▸ CHALLENGE
Reproduce all entries word for word.

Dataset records
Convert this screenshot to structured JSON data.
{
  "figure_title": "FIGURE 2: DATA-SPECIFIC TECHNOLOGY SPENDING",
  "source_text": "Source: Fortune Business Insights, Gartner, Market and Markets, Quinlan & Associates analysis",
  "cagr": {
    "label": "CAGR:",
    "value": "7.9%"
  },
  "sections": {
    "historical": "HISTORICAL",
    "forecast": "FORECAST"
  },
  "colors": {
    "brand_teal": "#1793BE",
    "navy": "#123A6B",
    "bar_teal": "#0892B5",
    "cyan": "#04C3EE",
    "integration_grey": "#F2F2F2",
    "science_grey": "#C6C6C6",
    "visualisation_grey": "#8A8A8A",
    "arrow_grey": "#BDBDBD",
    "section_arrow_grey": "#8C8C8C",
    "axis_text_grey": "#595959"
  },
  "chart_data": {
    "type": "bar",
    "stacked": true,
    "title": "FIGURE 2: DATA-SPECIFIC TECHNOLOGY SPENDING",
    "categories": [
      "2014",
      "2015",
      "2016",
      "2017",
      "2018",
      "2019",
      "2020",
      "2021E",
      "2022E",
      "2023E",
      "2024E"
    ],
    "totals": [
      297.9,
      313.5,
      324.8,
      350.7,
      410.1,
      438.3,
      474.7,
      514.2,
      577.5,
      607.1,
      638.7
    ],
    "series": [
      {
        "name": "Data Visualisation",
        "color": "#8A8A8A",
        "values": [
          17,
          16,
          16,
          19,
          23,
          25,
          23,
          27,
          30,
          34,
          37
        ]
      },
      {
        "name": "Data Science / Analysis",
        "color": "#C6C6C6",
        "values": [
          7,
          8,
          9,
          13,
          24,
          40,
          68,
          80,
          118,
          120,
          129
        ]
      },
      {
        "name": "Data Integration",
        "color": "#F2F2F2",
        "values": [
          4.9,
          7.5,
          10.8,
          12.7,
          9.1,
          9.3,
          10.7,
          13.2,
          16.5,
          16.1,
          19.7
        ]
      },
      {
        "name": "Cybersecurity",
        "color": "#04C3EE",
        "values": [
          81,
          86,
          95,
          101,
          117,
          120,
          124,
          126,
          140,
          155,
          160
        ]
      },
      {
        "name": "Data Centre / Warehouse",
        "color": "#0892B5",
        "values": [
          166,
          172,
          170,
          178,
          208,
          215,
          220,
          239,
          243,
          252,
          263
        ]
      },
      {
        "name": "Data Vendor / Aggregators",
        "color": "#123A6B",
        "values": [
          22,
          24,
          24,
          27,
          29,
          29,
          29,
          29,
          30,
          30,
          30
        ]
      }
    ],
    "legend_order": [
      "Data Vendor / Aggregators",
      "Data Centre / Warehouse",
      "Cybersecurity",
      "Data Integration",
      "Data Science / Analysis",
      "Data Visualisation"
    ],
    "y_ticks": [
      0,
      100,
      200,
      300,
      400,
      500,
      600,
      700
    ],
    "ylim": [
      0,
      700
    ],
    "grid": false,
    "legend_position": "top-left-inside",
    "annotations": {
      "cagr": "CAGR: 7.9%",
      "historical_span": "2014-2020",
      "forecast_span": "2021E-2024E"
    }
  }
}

▸ ANSWER TO THIS TASK
Convert this screenshot to structured JSON data.
{
  "figure_title": "FIGURE 2: DATA-SPECIFIC TECHNOLOGY SPENDING",
  "source_text": "Source: Fortune Business Insights, Gartner, Market and Markets, Quinlan & Associates analysis",
  "cagr": {
    "label": "CAGR:",
    "value": "7.9%"
  },
  "sections": {
    "historical": "HISTORICAL",
    "forecast": "FORECAST"
  },
  "colors": {
    "brand_teal": "#1793BE",
    "navy": "#123A6B",
    "bar_teal": "#0892B5",
    "cyan": "#04C3EE",
    "integration_grey": "#F2F2F2",
    "science_grey": "#C6C6C6",
    "visualisation_grey": "#8A8A8A",
    "arrow_grey": "#BDBDBD",
    "section_arrow_grey": "#8C8C8C",
    "axis_text_grey": "#595959"
  },
  "chart_data": {
    "type": "bar",
    "stacked": true,
    "title": "FIGURE 2: DATA-SPECIFIC TECHNOLOGY SPENDING",
    "categories": [
      "2014",
      "2015",
      "2016",
      "2017",
      "2018",
      "2019",
      "2020",
      "2021E",
      "2022E",
      "2023E",
      "2024E"
    ],
    "totals": [
      297.9,
      313.5,
      324.8,
      350.7,
      410.1,
      438.3,
      474.7,
      514.2,
      577.5,
      607.1,
      638.7
    ],
    "series": [
      {
        "name": "Data Visualisation",
        "color": "#8A8A8A",
        "values": [
          17,
          16,
          16,
          19,
          23,
          25,
          23,
          27,
          30,
          34,
          37
        ]
      },
      {
        "name": "Data Science / Analysis",
        "color": "#C6C6C6",
        "values": [
          7,
          8,
          9,
          13,
          24,
          40,
          68,
          80,
          118,
          120,
          129
        ]
      },
      {
        "name": "Data Integration",
        "color": "#F2F2F2",
        "values": [
          4.9,
          7.5,
          10.8,
          12.7,
          9.1,
          9.3,
          10.7,
          13.2,
          16.5,
          16.1,
          19.7
        ]
      },
      {
        "name": "Cybersecurity",
        "color": "#04C3EE",
        "values": [
          81,
          86,
          95,
          101,
          117,
          120,
          124,
          126,
          140,
          155,
          160
        ]
      },
      {
        "name": "Data Centre / Warehouse",
        "color": "#0892B5",
        "values": [
          166,
          172,
          170,
          178,
          208,
          215,
          220,
          239,
          243,
          252,
          263
        ]
      },
      {
        "name": "Data Vendor / Aggregators",
        "color": "#123A6B",
        "values": [
          22,
          24,
          24,
          27,
          29,
          29,
          29,
          29,
          30,
          30,
          30
        ]
      }
    ],
    "legend_order": [
      "Data Vendor / Aggregators",
      "Data Centre / Warehouse",
      "Cybersecurity",
      "Data Integration",
      "Data Science / Analysis",
      "Data Visualisation"
    ],
    "y_ticks": [
      0,
      100,
      200,
      300,
      400,
      500,
      600,
      700
    ],
    "ylim": [
      0,
      700
    ],
    "grid": false,
    "legend_position": "top-left-inside",
    "annotations": {
      "cagr": "CAGR: 7.9%",
      "historical_span": "2014-2020",
      "forecast_span": "2021E-2024E"
    }
  }
}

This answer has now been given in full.